## START Excerpted data
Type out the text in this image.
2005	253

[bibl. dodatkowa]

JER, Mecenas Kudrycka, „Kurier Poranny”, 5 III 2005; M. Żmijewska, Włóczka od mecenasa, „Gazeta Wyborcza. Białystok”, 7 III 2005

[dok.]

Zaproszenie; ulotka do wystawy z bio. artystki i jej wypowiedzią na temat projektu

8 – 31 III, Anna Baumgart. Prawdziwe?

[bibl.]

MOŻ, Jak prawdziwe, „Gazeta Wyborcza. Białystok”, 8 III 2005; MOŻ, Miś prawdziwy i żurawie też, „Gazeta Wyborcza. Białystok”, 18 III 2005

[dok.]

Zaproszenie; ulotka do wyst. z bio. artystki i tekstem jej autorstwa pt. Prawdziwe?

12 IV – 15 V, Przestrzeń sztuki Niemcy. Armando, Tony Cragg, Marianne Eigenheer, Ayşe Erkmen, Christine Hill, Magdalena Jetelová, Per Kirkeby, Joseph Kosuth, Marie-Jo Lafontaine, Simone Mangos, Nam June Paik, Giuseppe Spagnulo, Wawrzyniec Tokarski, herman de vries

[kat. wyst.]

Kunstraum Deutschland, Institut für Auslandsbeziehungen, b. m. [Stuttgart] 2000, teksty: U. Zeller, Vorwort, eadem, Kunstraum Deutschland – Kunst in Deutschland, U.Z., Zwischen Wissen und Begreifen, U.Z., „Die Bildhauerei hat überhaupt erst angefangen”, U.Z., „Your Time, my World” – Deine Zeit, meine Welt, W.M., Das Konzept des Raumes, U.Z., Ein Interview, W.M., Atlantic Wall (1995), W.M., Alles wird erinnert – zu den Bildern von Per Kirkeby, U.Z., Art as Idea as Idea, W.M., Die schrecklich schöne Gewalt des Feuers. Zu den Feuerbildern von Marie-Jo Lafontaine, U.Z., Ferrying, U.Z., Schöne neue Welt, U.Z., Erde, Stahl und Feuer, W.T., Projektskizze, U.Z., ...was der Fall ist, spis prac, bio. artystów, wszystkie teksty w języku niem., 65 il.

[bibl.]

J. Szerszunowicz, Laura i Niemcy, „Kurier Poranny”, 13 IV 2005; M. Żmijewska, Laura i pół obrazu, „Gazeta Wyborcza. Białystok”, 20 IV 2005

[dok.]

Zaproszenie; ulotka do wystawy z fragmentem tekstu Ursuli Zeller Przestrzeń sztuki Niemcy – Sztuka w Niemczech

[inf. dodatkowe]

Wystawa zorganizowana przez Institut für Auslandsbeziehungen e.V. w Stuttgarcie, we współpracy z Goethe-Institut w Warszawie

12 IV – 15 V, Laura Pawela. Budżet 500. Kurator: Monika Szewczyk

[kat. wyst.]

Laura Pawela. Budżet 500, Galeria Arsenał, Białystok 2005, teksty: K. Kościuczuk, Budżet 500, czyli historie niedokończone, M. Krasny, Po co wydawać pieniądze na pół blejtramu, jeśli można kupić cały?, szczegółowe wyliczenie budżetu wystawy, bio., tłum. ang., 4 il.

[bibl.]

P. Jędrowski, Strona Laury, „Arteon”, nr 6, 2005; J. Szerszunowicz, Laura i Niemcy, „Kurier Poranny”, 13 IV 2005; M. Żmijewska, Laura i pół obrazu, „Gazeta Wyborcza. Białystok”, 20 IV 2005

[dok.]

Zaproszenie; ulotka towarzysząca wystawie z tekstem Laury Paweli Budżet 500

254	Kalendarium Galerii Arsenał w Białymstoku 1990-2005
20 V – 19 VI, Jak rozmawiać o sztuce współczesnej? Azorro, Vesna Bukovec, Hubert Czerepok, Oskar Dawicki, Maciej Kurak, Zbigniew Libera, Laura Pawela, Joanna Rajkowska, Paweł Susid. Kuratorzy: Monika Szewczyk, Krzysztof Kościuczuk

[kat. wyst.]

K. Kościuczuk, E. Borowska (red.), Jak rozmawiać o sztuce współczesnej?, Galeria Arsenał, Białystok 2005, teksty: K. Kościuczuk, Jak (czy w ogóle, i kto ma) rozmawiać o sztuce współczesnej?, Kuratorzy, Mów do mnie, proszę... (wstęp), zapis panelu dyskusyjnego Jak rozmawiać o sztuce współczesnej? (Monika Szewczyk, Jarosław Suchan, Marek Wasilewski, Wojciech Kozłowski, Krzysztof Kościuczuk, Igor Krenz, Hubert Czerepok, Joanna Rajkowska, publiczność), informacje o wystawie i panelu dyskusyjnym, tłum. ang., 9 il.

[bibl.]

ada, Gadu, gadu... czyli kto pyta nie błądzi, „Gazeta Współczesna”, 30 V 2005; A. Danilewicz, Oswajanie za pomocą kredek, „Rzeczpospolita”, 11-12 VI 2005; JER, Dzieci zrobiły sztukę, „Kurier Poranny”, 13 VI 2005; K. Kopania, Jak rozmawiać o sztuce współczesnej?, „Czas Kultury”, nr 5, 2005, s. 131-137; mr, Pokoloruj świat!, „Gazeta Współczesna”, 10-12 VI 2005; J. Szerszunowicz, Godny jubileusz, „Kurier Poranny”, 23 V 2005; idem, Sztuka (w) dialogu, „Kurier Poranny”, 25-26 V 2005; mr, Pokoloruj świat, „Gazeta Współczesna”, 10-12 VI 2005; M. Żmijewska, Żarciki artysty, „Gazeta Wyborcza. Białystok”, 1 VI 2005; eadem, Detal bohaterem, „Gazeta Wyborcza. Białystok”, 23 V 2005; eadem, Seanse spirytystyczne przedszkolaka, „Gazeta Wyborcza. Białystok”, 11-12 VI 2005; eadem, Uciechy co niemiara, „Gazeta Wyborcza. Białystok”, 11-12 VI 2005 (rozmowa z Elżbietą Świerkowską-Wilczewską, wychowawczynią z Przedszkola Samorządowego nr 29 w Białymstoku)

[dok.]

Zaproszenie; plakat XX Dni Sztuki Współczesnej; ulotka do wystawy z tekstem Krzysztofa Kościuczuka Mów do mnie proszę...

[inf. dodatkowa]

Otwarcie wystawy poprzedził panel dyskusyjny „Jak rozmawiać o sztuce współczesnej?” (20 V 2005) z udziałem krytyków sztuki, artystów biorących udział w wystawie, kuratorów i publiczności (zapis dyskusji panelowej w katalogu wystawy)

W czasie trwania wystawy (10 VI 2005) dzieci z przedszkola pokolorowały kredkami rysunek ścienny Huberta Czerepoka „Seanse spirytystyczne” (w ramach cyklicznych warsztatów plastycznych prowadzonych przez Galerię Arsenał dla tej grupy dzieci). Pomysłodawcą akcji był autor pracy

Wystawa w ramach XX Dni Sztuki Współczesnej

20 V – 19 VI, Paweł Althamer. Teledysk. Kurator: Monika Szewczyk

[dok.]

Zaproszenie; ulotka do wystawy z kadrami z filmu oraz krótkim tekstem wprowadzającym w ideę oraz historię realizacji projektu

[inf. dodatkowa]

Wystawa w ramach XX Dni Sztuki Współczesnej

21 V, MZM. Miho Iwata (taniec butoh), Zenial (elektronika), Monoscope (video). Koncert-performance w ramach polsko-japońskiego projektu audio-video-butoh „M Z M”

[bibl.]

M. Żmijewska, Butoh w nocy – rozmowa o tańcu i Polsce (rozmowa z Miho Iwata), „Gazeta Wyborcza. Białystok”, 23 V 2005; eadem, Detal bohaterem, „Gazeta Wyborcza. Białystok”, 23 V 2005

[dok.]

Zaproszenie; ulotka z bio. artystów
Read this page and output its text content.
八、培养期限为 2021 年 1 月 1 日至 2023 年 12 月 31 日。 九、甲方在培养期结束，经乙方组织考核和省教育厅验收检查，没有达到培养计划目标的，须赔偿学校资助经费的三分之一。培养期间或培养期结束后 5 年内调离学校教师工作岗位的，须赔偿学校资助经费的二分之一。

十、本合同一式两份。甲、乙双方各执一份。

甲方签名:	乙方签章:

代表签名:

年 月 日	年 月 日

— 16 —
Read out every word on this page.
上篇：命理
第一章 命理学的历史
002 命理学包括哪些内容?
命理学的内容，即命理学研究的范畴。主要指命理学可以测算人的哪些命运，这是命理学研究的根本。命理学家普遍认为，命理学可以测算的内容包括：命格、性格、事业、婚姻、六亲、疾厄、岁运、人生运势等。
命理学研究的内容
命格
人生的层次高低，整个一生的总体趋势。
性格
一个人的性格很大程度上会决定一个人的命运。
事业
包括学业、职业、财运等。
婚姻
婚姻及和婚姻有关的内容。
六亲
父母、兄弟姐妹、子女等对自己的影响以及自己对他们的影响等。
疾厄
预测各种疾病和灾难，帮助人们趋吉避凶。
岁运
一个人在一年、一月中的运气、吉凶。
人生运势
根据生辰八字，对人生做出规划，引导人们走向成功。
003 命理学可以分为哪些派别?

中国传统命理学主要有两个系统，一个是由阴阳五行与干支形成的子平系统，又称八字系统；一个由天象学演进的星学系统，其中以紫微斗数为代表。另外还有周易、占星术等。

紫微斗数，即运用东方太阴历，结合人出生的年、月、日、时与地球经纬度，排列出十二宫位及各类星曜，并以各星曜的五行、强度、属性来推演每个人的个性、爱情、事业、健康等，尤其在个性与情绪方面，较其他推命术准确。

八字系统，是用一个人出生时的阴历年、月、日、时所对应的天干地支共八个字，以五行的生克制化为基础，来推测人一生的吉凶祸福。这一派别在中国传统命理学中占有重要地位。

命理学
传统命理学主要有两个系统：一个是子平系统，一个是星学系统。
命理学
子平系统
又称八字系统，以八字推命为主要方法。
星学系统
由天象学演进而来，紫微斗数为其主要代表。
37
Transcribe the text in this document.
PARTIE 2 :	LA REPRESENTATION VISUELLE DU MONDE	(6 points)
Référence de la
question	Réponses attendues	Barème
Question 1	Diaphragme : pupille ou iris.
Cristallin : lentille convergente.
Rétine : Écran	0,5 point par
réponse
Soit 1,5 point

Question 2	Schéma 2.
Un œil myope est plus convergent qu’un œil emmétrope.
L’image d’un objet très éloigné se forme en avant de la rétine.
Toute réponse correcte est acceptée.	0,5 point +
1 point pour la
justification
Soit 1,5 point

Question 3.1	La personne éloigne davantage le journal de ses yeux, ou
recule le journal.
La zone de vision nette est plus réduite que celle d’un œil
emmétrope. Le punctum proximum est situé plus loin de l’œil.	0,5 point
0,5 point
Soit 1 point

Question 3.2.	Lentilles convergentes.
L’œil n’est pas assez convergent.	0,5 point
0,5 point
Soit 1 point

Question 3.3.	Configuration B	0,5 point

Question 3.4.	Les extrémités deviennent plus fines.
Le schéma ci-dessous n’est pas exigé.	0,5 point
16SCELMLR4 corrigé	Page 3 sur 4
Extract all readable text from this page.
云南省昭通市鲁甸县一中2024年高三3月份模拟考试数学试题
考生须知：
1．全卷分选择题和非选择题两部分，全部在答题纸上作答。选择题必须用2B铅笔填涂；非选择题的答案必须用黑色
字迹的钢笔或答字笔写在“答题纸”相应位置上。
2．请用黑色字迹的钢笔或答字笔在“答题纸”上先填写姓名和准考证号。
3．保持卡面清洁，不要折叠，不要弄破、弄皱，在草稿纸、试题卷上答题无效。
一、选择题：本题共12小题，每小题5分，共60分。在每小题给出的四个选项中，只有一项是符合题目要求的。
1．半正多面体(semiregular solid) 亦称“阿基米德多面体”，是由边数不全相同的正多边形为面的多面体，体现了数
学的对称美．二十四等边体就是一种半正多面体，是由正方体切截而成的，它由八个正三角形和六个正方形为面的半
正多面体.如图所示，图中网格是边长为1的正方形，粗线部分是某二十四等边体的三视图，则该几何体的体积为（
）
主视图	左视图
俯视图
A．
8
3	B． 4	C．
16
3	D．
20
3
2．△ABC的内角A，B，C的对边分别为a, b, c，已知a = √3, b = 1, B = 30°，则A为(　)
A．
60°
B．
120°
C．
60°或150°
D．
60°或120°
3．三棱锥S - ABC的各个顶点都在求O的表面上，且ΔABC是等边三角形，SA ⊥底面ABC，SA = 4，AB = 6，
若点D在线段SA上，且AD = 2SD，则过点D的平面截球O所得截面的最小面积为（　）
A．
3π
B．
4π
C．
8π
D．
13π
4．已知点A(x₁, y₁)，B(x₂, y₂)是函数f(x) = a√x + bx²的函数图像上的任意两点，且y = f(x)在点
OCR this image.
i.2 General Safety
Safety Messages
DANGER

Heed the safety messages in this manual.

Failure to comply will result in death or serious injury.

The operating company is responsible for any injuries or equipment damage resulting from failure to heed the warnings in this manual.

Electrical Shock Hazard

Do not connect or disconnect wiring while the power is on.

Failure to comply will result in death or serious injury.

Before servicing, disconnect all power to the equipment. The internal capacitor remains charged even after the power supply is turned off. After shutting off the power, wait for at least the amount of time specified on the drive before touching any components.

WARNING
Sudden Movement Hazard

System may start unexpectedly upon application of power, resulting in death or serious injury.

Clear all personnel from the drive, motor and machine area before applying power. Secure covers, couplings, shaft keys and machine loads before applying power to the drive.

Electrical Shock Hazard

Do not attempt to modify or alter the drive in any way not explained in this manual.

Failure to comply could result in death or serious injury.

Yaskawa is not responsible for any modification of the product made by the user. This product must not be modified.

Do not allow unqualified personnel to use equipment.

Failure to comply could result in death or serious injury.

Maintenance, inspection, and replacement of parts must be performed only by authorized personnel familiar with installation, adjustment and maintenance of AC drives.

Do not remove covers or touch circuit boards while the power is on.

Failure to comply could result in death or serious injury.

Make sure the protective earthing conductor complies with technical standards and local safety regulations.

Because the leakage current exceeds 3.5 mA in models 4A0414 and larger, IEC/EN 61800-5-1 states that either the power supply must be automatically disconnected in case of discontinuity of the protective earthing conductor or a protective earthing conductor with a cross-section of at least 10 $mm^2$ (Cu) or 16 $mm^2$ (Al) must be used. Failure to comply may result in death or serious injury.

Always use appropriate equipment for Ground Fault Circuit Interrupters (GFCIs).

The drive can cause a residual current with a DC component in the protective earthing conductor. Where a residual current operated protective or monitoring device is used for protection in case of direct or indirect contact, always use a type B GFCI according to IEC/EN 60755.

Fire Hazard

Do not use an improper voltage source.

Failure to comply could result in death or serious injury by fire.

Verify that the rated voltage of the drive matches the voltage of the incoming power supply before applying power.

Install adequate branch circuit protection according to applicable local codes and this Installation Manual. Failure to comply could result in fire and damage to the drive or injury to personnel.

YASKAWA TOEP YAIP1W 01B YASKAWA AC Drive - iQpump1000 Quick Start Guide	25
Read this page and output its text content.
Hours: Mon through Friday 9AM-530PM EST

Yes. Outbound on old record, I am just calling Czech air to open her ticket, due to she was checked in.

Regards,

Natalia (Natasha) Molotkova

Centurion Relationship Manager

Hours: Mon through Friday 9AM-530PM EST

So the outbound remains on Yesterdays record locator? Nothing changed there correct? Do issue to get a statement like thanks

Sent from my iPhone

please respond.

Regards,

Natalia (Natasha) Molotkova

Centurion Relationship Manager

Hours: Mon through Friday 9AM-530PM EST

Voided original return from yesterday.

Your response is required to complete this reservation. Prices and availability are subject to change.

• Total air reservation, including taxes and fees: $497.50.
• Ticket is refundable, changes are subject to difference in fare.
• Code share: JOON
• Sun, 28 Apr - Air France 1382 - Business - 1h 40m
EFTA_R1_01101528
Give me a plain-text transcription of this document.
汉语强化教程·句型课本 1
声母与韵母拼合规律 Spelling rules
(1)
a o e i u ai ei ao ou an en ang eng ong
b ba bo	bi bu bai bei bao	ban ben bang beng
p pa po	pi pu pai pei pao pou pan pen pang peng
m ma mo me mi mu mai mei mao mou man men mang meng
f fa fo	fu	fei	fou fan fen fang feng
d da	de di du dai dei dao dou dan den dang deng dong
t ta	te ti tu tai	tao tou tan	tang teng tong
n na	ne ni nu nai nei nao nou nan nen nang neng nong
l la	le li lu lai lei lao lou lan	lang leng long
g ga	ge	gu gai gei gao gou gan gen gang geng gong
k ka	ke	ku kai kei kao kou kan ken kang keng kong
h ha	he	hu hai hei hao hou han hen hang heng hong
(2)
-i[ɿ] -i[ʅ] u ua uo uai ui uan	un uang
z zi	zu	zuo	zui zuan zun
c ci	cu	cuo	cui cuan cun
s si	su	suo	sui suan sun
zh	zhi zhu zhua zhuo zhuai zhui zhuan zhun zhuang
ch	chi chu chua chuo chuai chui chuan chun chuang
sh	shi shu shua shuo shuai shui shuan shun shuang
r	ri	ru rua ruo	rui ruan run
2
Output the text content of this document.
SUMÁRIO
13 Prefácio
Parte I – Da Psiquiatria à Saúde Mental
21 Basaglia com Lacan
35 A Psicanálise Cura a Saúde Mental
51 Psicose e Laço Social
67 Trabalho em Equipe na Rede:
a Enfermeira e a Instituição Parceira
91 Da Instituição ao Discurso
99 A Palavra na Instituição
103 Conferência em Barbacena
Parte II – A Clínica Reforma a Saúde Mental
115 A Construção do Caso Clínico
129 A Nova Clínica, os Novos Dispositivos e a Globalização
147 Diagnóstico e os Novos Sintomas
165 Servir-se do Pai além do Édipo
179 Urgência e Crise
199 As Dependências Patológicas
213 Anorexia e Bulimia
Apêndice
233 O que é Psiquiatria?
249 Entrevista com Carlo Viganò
## END Excerpted data
• **What the exercise asks**:
Read the entries and pick out all lines that include the word "rozmowa".

• **Complete response**:
ada, Gadu, gadu... czyli kto pyta nie błądzi, „Gazeta Współczesna”, 30 V 2005; A. Danilewicz, Oswajanie za pomocą kredek, „Rzeczpospolita”, 11-12 VI 2005; JER, Dzieci zrobiły sztukę, „Kurier Poranny”, 13 VI 2005; K. Kopania, Jak rozmawiać o sztuce współczesnej?, „Czas Kultury”, nr 5, 2005, s. 131-137; mr, Pokoloruj świat!, „Gazeta Współczesna”, 10-12 VI 2005; J. Szerszunowicz, Godny jubileusz, „Kurier Poranny”, 23 V 2005; idem, Sztuka (w) dialogu, „Kurier Poranny”, 25-26 V 2005; mr, Pokoloruj świat, „Gazeta Współczesna”, 10-12 VI 2005; M. Żmijewska, Żarciki artysty, „Gazeta Wyborcza. Białystok”, 1 VI 2005; eadem, Detal bohaterem, „Gazeta Wyborcza. Białystok”, 23 V 2005; eadem, Seanse spirytystyczne przedszkolaka, „Gazeta Wyborcza. Białystok”, 11-12 VI 2005; eadem, Uciechy co niemiara, „Gazeta Wyborcza. Białystok”, 11-12 VI 2005 (rozmowa z Elżbietą Świerkowską-Wilczewską, wychowawczynią z Przedszkola Samorządowego nr 29 w Białymstoku)
M. Żmijewska, Butoh w nocy – rozmowa o tańcu i Polsce (rozmowa z Miho Iwata), „Gazeta Wyborcza. Białystok”, 23 V 2005; eadem, Detal bohaterem, „Gazeta Wyborcza. Białystok”, 23 V 2005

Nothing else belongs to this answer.